→ **Quoted passage**
Hi friends.
I decided a few weeks ago it was too hot in New Orleans and I had to get out of town. I had a trip planned later this summer but I had this feeling of: immediately. I mean it was so hot I couldn’t even think and when I could think I felt a little angry. It’s always like that—like always that hot I mean—but you have to have the right approach to it when the weather rolls in, or you’ll never make it through the summer. I was off for some reason.
Maybe I had worked too hard for too long. Maybe I had had the wrong kind of travel all spring. I had been on and off the road since January but I never stayed anywhere long enough to have a proper perspective shift. I saw new things, I met new people, I engaged with the world, but it was too rushed. Maybe I just needed a vacation.
On social media, I learned I had a few friends heading out of town in Brooklyn and leaving behind empty apartments. I looked at the airline miles I had earned this year and realized I had enough to get me to there. I knew I would spend a small fortune in cabs alone but on the other hand there were empty pretty apartments there, waiting for me. A quiet place to write, I thought.
In the early mornings this past week it’s been in the sixties. I stayed in Bay Ridge for the first few days and walked along the river and looked at the Verrazzano Bridge and my temperature felt normal, and I didn’t sweat and I didn’t feel sick at the end of the walk. I just felt clear-headed. I was able to make decisions I had been needing to make for a while. I could see that now. All the traveling I had done this winter and spring was for work or family and I had lost the me in all of this.
All along, I had known I was putting so much off until this summer. This summer I’ll write just for me, I kept saying to friends. This summer I’ll relax. This summer I’ll figure it out. And then I got the gift of these empty apartments.
But they’re not empty of course. They’re full of art and books and life. Children live in these apartments, and dogs, too. It is nice to be in places that hold that kind of energy.
Anyway, I could stay in a hole in the wall but as long as I had someone else’s bookshelves to look at I would be completely inspired and happy. I love trying to imagine what decades of their lives certain books are from. I love the big art books. I love the surprise marginalia.

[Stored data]
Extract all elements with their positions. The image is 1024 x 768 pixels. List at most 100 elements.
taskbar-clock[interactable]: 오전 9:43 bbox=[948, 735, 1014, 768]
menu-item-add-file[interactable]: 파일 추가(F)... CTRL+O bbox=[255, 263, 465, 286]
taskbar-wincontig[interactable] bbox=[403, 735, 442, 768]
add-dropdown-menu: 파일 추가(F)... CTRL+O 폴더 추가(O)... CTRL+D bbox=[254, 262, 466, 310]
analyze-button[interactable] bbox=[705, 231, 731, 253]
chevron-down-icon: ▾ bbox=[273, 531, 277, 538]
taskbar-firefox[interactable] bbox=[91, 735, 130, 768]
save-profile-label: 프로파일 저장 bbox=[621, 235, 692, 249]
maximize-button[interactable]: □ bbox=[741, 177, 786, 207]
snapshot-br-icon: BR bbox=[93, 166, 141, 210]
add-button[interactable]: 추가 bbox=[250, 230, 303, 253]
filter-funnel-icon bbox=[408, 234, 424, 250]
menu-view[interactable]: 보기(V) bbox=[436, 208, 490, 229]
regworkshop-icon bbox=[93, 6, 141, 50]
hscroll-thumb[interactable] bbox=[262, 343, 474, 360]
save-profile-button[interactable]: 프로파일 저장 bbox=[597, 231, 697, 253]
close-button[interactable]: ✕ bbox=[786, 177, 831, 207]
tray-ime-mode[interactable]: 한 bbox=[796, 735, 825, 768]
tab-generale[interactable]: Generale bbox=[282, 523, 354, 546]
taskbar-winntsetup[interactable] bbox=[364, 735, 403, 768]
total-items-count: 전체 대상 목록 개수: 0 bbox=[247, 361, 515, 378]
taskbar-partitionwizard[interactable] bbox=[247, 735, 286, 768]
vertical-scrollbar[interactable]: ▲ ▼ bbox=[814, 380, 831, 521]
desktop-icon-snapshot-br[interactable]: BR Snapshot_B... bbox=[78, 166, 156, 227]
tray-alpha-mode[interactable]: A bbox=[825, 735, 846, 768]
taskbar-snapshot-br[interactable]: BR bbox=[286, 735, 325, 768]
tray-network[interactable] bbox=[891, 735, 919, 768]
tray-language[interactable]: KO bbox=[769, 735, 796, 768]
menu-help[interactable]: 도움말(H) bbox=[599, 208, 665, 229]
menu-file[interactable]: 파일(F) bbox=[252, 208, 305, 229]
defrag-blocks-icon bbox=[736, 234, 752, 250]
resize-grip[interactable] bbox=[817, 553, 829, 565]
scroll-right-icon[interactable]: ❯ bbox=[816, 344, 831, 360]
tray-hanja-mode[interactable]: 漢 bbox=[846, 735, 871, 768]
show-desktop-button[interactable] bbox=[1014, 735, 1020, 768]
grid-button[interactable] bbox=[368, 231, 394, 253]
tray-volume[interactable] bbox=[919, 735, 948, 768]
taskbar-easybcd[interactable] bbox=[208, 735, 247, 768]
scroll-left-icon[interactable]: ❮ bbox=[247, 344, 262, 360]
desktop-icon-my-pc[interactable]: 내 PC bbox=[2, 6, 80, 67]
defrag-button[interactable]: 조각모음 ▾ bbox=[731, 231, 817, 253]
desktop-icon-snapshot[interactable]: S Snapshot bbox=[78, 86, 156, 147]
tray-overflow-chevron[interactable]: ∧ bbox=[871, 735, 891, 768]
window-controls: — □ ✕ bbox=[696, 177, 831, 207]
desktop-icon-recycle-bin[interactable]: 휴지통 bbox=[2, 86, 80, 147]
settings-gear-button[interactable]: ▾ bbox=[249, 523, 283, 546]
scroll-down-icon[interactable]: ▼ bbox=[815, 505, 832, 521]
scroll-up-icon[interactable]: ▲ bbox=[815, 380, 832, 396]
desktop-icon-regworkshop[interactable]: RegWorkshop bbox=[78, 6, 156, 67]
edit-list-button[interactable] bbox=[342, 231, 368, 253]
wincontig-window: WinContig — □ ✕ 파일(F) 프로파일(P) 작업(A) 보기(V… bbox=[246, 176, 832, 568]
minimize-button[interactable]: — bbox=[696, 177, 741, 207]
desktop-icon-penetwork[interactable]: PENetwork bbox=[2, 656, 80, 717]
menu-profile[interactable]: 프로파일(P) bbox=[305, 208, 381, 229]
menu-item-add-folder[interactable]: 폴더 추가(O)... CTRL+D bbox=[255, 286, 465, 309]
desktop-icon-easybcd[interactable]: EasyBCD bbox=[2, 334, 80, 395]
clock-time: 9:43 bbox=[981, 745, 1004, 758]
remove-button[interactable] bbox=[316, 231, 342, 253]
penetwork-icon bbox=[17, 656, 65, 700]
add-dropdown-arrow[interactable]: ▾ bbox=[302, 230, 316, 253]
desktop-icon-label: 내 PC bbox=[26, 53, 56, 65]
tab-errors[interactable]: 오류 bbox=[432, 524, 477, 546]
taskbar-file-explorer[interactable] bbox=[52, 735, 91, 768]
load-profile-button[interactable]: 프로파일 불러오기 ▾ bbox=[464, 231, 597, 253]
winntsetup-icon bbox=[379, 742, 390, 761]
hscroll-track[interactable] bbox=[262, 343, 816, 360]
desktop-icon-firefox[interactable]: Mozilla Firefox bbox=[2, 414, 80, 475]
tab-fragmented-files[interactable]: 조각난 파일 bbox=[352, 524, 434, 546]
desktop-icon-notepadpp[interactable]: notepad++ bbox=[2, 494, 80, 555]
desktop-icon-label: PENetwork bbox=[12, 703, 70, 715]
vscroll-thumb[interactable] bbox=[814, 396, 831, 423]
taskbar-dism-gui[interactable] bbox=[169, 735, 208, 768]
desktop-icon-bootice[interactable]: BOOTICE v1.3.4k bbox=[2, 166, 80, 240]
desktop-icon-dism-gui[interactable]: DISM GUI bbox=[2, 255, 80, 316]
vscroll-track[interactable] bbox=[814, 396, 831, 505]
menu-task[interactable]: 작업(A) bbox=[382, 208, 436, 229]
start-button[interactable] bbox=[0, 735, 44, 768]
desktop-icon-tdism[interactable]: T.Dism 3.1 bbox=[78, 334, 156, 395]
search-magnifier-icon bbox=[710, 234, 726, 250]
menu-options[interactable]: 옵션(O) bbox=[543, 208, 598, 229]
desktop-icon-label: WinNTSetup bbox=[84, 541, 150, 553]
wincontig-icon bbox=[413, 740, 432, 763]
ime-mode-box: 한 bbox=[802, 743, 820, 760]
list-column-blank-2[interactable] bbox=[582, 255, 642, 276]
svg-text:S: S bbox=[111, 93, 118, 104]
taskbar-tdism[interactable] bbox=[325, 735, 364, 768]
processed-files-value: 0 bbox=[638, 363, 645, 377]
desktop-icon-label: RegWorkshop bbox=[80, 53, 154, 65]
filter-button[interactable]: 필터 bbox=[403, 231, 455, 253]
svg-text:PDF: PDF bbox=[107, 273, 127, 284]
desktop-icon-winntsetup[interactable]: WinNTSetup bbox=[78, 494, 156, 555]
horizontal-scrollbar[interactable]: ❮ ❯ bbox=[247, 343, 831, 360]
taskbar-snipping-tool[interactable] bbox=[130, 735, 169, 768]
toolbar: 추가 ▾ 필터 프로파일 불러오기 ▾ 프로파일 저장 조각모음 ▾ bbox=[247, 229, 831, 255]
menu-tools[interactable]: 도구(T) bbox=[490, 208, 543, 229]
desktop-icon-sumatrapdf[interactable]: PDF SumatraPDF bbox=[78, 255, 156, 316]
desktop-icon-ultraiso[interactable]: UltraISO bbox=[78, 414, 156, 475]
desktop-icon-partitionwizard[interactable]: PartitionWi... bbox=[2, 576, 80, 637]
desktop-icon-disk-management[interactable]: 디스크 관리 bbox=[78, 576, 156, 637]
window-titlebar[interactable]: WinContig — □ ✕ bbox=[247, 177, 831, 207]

→ **Exercise requirements**
1. From the blog post about escaping the New Orleans heat, extract the passage starting at "I decided a" and ending at "needed a vacation.".
2. In the blog post, what neighborhood did the writer stay in for the first few days?

→ **Answers per task**
1.
I decided a few weeks ago it was too hot in New Orleans and I had to get out of town. I had a trip planned later this summer but I had this feeling of: immediately. I mean it was so hot I couldn’t even think and when I could think I felt a little angry. It’s always like that—like always that hot I mean—but you have to have the right approach to it when the weather rolls in, or you’ll never make it through the summer. I was off for some reason.
Maybe I had worked too hard for too long. Maybe I had had the wrong kind of travel all spring. I had been on and off the road since January but I never stayed anywhere long enough to have a proper perspective shift. I saw new things, I met new people, I engaged with the world, but it was too rushed. Maybe I just needed a vacation.

2. Bay Ridge